- Aim of the task -
Look for the string "JSON" in the lines and copy each line that has it.

- Data provided -
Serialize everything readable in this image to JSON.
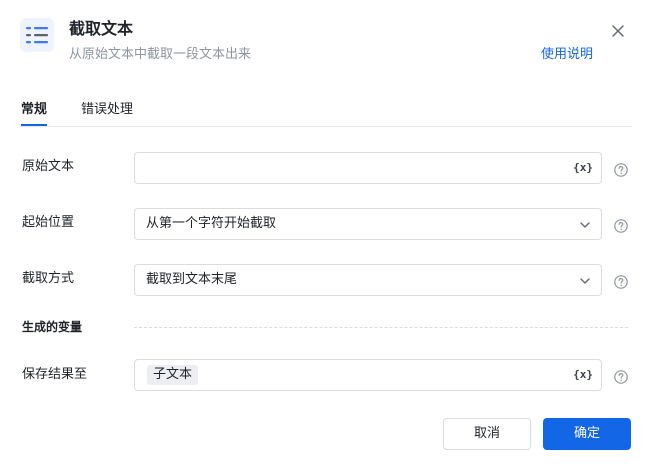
{
  "header": {
    "title": "截取文本",
    "subtitle": "从原始文本中截取一段文本出来",
    "help_link": "使用说明",
    "icon": "text-list-icon",
    "close_icon": "close-icon"
  },
  "tabs": [
    {
      "label": "常规",
      "active": true
    },
    {
      "label": "错误处理",
      "active": false
    }
  ],
  "form": {
    "source_text": {
      "label": "原始文本",
      "value": "",
      "var_icon": "{x}"
    },
    "start_position": {
      "label": "起始位置",
      "value": "从第一个字符开始截取"
    },
    "cut_mode": {
      "label": "截取方式",
      "value": "截取到文本末尾"
    }
  },
  "output": {
    "section_title": "生成的变量",
    "save_to": {
      "label": "保存结果至",
      "chip": "子文本",
      "var_icon": "{x}"
    }
  },
  "footer": {
    "cancel": "取消",
    "confirm": "确定"
  },
  "colors": {
    "accent": "#1366e6",
    "border": "#d9dce1",
    "muted_text": "#8f959e"
  }
}
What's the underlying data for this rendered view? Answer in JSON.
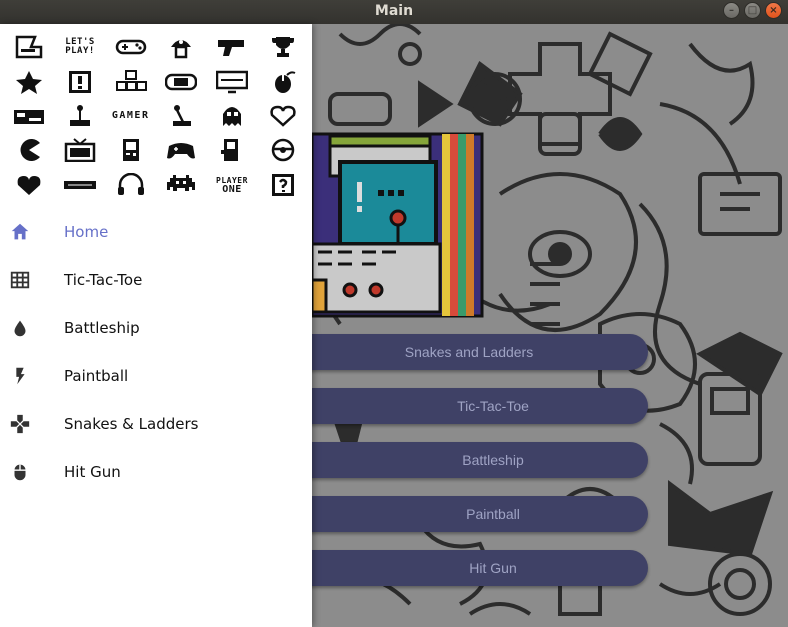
{
  "window": {
    "title": "Main",
    "buttons": [
      "minimize",
      "maximize",
      "close"
    ]
  },
  "drawer": {
    "icon_grid": [
      {
        "icon": "arcade-cabinet-icon"
      },
      {
        "icon": "lets-play-text",
        "text_line1": "LET'S",
        "text_line2": "PLAY!"
      },
      {
        "icon": "gamepad-icon"
      },
      {
        "icon": "mushroom-icon"
      },
      {
        "icon": "zapper-gun-icon"
      },
      {
        "icon": "trophy-icon"
      },
      {
        "icon": "star-icon"
      },
      {
        "icon": "exclamation-block-icon"
      },
      {
        "icon": "keyboard-keys-icon"
      },
      {
        "icon": "handheld-console-icon"
      },
      {
        "icon": "monitor-icon"
      },
      {
        "icon": "mouse-icon"
      },
      {
        "icon": "console-icon"
      },
      {
        "icon": "joystick-icon"
      },
      {
        "icon": "gamer-text",
        "text_line1": "GAMER",
        "text_line2": ""
      },
      {
        "icon": "arcade-stick-icon"
      },
      {
        "icon": "ghost-icon"
      },
      {
        "icon": "heart-outline-icon"
      },
      {
        "icon": "pacman-icon"
      },
      {
        "icon": "retro-tv-icon"
      },
      {
        "icon": "gameboy-icon"
      },
      {
        "icon": "gamepad-alt-icon"
      },
      {
        "icon": "arcade-machine-icon"
      },
      {
        "icon": "steering-wheel-icon"
      },
      {
        "icon": "heart-icon"
      },
      {
        "icon": "vhs-console-icon"
      },
      {
        "icon": "headphones-icon"
      },
      {
        "icon": "space-invader-icon"
      },
      {
        "icon": "player-one-text",
        "text_line1": "PLAYER",
        "text_line2": "ONE"
      },
      {
        "icon": "question-block-icon"
      }
    ],
    "nav": [
      {
        "label": "Home",
        "icon": "home-icon",
        "active": true
      },
      {
        "label": "Tic-Tac-Toe",
        "icon": "grid-icon",
        "active": false
      },
      {
        "label": "Battleship",
        "icon": "water-drop-icon",
        "active": false
      },
      {
        "label": "Paintball",
        "icon": "flash-icon",
        "active": false
      },
      {
        "label": "Snakes & Ladders",
        "icon": "dpad-icon",
        "active": false
      },
      {
        "label": "Hit Gun",
        "icon": "mouse-icon",
        "active": false
      }
    ]
  },
  "main": {
    "buttons": [
      {
        "label": "Snakes and Ladders"
      },
      {
        "label": "Tic-Tac-Toe"
      },
      {
        "label": "Battleship"
      },
      {
        "label": "Paintball"
      },
      {
        "label": "Hit Gun"
      }
    ]
  },
  "colors": {
    "accent": "#6670c8",
    "button_bg": "#3f4166",
    "button_text": "#9fa3c4",
    "drawer_bg": "#ffffff"
  }
}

- Full solution -
Serialize everything readable in this image to JSON.
What's the underlying data for this rendered view? Answer in JSON.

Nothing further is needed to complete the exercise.